Of all the lines in the records, how many hold the word "kind"? Answer with the number only.

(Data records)
————

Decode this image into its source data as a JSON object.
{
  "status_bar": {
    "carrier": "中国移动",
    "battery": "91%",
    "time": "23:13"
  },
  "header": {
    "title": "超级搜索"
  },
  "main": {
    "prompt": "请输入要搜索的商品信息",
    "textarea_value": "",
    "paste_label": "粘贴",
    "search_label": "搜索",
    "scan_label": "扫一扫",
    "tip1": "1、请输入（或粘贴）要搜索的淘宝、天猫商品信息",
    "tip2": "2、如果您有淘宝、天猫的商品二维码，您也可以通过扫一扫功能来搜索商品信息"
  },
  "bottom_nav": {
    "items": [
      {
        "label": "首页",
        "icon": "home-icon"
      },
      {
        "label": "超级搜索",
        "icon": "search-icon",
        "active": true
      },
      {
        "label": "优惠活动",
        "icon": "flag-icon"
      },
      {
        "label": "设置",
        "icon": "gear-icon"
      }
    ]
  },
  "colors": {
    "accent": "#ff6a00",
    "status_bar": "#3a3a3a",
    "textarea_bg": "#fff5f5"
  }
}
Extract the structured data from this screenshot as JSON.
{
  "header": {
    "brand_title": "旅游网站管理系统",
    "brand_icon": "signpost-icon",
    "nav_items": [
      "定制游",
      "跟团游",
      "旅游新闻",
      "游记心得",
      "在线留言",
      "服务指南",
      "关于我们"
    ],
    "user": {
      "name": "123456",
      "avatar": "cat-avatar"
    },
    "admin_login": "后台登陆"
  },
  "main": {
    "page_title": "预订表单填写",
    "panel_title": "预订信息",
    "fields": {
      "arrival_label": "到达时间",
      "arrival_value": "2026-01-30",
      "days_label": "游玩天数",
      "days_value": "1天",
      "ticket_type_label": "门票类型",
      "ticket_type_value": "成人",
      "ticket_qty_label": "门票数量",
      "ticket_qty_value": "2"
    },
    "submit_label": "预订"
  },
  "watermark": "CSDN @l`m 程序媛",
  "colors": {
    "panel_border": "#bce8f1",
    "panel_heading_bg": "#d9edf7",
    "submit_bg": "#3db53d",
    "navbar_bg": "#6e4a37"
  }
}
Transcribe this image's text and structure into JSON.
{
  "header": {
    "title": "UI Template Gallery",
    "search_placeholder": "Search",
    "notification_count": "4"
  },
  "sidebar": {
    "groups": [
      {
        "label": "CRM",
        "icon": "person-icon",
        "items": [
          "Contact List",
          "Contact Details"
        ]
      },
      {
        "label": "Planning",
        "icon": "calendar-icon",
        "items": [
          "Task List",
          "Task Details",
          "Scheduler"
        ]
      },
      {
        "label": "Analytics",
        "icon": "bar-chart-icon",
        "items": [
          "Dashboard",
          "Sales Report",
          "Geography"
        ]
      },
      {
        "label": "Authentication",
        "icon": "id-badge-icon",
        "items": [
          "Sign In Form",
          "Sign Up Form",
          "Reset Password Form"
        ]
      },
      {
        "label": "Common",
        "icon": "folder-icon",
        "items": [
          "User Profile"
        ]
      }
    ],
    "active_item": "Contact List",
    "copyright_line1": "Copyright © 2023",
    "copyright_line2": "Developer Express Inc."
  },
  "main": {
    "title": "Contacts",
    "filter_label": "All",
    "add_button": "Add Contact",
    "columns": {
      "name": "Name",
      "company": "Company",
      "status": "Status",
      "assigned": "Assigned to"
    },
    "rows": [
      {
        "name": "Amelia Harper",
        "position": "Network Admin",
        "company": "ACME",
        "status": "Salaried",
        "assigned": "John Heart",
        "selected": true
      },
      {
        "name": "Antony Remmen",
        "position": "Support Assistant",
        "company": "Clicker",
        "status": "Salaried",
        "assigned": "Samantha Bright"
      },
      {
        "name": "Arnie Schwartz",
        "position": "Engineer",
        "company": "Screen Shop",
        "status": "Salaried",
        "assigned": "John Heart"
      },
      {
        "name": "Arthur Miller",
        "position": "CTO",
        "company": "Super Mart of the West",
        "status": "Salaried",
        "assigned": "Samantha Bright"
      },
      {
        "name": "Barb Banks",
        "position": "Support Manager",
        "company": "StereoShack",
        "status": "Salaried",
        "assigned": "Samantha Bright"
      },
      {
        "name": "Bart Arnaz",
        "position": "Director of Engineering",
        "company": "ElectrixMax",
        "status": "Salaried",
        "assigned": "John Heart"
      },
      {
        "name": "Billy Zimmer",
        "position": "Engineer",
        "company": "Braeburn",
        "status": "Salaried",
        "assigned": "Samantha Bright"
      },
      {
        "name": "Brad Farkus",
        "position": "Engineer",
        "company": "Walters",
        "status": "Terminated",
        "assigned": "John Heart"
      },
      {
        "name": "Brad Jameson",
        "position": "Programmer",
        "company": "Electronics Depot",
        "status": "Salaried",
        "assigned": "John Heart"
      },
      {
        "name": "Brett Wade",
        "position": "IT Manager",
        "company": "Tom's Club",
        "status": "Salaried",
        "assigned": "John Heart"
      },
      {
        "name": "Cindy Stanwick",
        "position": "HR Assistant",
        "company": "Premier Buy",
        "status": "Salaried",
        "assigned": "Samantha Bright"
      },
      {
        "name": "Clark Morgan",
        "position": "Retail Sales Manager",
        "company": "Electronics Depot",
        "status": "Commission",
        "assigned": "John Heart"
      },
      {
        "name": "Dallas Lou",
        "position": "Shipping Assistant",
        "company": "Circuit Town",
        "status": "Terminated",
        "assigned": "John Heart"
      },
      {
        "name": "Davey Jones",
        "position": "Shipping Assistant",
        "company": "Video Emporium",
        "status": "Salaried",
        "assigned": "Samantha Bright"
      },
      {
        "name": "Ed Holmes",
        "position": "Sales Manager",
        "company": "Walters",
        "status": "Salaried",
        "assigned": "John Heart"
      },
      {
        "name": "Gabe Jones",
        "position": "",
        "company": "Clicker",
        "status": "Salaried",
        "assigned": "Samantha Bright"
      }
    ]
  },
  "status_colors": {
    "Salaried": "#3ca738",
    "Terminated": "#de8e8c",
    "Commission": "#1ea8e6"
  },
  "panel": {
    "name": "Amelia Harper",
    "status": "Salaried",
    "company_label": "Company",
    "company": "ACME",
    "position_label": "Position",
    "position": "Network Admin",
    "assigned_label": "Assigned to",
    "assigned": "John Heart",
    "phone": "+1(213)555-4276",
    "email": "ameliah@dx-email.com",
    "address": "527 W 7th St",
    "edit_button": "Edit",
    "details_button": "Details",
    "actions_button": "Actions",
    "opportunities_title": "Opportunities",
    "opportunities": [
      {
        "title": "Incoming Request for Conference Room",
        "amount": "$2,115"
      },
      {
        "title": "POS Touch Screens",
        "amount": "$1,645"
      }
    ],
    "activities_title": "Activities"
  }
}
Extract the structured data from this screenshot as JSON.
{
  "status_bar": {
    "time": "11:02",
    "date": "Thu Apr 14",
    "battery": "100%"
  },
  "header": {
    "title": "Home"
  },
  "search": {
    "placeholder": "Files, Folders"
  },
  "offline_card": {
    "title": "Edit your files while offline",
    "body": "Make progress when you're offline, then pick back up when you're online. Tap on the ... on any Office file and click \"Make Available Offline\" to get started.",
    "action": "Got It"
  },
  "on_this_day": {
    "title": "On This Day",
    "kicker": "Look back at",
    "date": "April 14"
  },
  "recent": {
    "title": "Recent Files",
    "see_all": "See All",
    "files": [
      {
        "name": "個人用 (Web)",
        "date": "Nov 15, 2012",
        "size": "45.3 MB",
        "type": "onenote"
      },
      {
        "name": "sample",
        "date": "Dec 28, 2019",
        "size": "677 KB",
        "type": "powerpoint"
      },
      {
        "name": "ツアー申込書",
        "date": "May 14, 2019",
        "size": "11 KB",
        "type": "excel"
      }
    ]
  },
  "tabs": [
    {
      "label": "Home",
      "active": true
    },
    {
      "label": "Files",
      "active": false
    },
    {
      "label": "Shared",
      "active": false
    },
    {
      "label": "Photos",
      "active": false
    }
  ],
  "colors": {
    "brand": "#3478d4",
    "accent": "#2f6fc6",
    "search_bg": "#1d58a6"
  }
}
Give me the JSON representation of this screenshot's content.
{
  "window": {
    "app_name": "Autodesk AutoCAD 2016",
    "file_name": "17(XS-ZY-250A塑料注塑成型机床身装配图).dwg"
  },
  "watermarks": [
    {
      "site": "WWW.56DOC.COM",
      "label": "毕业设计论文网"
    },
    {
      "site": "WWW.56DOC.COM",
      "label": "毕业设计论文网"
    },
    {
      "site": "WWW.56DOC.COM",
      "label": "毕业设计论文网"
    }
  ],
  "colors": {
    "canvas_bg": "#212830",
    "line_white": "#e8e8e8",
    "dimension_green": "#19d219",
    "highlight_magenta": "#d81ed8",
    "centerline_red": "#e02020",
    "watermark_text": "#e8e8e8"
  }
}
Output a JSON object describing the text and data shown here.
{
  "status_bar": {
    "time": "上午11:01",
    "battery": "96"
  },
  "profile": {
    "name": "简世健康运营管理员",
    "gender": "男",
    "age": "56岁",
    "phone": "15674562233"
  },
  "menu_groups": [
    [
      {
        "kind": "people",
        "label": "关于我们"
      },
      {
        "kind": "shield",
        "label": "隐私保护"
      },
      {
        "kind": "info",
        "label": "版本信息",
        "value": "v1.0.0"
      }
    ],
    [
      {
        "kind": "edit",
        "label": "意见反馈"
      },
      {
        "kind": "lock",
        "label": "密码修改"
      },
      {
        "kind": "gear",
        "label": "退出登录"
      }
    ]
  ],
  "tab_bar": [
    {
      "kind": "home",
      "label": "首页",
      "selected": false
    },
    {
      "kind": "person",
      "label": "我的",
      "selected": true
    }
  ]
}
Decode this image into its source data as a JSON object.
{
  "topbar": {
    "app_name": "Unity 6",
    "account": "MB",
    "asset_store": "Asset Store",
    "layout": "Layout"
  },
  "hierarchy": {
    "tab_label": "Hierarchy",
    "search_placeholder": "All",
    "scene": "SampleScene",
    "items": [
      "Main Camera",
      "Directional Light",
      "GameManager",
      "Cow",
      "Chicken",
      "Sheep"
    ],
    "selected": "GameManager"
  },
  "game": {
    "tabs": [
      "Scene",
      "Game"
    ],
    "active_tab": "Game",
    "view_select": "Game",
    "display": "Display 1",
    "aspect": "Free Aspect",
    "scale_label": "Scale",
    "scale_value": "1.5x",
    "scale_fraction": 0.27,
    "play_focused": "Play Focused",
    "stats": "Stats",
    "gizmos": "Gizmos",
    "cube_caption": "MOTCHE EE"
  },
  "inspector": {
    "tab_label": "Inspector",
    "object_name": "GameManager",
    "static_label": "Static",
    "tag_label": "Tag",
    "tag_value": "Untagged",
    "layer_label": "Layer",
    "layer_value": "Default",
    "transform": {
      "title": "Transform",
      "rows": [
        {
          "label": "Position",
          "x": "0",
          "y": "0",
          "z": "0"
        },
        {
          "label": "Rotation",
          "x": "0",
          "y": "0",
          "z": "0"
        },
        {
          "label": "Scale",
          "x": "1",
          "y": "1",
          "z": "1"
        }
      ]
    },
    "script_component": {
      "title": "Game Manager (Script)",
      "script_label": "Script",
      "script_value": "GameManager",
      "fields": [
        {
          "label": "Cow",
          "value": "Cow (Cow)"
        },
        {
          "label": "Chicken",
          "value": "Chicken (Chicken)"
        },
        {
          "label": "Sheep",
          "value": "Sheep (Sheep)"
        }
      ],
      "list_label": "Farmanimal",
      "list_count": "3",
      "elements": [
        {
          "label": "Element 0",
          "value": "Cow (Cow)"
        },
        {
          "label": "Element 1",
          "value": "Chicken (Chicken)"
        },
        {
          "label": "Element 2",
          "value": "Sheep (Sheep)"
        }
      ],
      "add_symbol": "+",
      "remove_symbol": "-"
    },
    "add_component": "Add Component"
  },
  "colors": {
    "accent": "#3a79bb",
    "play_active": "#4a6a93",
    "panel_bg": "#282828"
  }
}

————

**Answer to this problem**
8